EXERCISE: Lift every line from the entries that includes the word "icon".

TASK INPUTS:
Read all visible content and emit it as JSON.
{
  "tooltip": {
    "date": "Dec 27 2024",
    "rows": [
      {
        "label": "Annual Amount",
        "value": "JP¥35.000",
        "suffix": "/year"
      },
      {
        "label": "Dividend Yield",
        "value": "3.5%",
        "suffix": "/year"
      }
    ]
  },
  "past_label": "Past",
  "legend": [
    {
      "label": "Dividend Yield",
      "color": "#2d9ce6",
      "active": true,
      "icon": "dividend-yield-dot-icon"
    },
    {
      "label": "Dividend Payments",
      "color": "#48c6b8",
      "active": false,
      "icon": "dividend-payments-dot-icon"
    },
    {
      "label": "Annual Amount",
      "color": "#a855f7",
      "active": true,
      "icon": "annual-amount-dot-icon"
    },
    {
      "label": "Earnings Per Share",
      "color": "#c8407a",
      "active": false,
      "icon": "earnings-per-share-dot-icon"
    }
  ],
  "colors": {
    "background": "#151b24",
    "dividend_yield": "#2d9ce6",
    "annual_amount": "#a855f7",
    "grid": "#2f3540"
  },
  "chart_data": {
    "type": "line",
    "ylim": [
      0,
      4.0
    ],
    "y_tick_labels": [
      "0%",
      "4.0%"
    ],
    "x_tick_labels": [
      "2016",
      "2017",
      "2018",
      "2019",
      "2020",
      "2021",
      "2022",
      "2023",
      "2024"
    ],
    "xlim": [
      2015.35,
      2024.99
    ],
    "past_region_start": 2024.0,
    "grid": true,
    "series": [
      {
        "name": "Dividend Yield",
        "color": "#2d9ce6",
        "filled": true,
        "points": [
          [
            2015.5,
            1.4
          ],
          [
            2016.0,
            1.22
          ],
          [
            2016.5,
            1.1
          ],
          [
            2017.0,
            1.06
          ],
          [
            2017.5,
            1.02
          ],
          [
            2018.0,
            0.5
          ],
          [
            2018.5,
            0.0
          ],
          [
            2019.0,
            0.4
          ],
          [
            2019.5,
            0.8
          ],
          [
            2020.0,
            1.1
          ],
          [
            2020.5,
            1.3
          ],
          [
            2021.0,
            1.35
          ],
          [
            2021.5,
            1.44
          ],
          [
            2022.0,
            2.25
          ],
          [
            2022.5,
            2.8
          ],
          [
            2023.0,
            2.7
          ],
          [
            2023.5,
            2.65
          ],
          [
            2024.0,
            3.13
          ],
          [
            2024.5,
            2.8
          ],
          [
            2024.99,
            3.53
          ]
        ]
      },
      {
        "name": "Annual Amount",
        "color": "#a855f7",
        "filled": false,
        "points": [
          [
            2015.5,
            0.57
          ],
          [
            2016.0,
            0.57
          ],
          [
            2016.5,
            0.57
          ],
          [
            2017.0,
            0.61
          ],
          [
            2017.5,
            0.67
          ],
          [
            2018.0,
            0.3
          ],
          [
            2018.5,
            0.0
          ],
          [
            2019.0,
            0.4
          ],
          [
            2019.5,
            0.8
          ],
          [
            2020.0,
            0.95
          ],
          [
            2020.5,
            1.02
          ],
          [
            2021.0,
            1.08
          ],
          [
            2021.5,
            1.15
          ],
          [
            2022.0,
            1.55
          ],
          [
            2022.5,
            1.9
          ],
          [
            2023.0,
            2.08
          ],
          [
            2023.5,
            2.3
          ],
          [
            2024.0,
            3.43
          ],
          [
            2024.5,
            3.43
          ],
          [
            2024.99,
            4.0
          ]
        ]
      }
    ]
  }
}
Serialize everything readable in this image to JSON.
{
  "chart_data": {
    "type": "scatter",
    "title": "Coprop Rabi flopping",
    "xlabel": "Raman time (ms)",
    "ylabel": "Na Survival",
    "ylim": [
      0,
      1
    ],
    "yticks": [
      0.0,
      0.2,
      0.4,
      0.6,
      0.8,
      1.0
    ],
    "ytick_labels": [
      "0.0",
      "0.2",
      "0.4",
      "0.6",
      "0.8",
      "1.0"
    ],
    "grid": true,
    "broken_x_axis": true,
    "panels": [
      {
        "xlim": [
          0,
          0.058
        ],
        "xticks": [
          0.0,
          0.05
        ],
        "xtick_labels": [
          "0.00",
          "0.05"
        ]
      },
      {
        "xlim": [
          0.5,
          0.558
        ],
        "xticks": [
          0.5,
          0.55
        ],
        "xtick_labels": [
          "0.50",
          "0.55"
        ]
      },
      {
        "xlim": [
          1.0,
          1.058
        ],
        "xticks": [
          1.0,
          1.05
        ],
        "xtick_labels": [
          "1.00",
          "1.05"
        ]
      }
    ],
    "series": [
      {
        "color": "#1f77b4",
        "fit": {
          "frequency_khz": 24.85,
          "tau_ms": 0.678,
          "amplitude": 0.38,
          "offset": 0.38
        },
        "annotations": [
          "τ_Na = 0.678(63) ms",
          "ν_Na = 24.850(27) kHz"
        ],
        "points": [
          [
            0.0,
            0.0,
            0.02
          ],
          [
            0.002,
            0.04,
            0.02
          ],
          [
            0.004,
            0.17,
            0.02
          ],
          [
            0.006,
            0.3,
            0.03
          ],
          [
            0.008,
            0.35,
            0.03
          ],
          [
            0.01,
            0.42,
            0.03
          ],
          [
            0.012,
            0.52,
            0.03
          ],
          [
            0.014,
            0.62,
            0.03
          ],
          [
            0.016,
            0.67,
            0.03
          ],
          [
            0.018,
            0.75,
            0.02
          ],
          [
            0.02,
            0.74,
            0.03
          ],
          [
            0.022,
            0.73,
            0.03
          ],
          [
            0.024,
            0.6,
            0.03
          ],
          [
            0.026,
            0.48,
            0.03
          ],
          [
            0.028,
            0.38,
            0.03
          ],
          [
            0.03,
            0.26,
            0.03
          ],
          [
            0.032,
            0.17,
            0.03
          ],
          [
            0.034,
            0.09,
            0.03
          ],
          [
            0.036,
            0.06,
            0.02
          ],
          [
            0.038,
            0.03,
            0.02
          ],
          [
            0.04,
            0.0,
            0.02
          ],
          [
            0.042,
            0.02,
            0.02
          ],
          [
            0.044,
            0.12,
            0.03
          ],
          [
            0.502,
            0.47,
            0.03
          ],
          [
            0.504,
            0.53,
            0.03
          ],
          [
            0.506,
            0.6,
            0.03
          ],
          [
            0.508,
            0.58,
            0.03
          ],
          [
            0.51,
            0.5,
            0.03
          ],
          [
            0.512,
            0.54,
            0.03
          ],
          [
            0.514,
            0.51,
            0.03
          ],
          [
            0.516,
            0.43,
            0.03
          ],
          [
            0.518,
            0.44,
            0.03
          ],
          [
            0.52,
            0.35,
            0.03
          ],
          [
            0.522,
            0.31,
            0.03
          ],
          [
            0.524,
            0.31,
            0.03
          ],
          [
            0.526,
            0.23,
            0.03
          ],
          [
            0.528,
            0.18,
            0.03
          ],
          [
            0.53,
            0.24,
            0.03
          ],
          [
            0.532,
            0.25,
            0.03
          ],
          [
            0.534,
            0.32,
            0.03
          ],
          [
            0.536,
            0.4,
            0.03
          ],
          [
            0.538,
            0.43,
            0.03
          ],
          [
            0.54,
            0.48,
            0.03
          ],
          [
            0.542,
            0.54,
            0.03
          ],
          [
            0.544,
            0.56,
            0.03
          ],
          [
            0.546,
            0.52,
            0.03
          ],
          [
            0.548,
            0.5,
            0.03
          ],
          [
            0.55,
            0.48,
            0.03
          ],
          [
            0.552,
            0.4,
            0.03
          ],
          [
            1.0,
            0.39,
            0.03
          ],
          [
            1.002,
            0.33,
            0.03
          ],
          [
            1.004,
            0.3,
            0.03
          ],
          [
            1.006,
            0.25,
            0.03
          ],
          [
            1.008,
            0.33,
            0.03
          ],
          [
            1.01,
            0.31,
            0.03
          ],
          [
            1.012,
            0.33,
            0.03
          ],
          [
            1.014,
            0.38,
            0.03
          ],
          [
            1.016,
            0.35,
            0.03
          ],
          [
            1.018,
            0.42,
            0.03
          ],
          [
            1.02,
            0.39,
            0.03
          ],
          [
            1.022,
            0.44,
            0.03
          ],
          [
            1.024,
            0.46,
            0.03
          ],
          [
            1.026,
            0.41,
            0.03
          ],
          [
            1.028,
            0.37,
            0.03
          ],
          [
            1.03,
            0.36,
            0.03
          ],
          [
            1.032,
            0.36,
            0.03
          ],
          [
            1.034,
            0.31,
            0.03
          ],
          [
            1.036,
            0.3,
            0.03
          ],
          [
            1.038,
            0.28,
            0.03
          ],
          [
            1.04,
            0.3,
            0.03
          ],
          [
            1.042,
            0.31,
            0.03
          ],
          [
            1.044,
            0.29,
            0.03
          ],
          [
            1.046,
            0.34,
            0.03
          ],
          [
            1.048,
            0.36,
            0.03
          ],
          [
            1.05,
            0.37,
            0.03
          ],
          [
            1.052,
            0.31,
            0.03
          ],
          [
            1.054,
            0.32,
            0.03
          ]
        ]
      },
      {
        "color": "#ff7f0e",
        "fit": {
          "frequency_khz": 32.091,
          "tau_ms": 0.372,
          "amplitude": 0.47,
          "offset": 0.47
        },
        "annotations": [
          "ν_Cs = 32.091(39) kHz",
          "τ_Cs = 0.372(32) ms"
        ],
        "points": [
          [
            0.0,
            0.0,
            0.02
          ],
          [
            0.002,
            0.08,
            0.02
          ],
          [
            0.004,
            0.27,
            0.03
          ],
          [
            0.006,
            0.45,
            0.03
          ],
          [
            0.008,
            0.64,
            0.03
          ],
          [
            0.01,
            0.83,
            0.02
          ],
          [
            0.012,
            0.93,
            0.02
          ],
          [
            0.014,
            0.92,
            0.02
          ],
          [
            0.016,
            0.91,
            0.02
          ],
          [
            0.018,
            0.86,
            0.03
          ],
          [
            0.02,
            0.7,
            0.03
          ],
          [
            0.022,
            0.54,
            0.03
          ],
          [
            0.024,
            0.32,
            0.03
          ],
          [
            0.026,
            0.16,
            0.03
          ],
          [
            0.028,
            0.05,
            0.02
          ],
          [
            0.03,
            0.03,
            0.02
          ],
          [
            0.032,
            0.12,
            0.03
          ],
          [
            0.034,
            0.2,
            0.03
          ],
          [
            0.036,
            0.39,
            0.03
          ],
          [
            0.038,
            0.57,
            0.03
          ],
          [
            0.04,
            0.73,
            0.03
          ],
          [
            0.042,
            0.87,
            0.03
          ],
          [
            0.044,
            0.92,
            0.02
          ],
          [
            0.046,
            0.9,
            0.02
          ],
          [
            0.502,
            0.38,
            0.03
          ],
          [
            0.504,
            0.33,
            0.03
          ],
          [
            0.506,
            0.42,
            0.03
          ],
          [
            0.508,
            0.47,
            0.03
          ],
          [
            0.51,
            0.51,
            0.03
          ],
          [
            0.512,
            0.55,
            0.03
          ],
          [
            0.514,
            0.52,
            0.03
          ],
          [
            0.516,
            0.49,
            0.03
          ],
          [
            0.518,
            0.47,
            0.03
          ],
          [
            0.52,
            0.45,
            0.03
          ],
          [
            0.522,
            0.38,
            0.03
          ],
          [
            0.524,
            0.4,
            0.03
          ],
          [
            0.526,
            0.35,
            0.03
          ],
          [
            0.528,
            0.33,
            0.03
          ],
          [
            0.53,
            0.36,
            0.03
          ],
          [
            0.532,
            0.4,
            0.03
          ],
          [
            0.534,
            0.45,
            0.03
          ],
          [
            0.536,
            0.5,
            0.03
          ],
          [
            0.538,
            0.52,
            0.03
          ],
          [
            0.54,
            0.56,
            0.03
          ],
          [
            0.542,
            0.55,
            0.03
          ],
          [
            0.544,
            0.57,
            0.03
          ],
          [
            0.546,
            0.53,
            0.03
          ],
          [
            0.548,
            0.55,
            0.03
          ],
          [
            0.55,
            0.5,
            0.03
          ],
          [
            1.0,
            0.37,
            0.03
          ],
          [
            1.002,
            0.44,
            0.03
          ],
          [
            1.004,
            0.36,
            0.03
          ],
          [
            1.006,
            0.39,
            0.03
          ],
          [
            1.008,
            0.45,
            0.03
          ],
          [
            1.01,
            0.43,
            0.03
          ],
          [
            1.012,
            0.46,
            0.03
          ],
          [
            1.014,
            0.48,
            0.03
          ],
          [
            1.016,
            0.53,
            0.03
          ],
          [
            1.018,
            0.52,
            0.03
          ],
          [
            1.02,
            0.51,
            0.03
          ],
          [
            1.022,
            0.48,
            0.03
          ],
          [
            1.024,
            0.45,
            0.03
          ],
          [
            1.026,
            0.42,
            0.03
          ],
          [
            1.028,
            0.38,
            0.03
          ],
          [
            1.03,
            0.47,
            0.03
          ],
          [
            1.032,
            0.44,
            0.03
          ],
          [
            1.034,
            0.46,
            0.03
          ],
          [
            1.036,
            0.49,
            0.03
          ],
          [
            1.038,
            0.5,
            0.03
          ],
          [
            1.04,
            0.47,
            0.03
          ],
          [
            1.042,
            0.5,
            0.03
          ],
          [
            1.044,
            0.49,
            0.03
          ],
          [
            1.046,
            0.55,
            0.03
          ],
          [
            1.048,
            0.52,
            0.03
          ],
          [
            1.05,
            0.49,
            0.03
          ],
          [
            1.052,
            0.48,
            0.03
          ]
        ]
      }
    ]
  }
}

ANSWER TO THIS TASK:
      "icon": "dividend-yield-dot-icon"
      "icon": "dividend-payments-dot-icon"
      "icon": "annual-amount-dot-icon"
      "icon": "earnings-per-share-dot-icon"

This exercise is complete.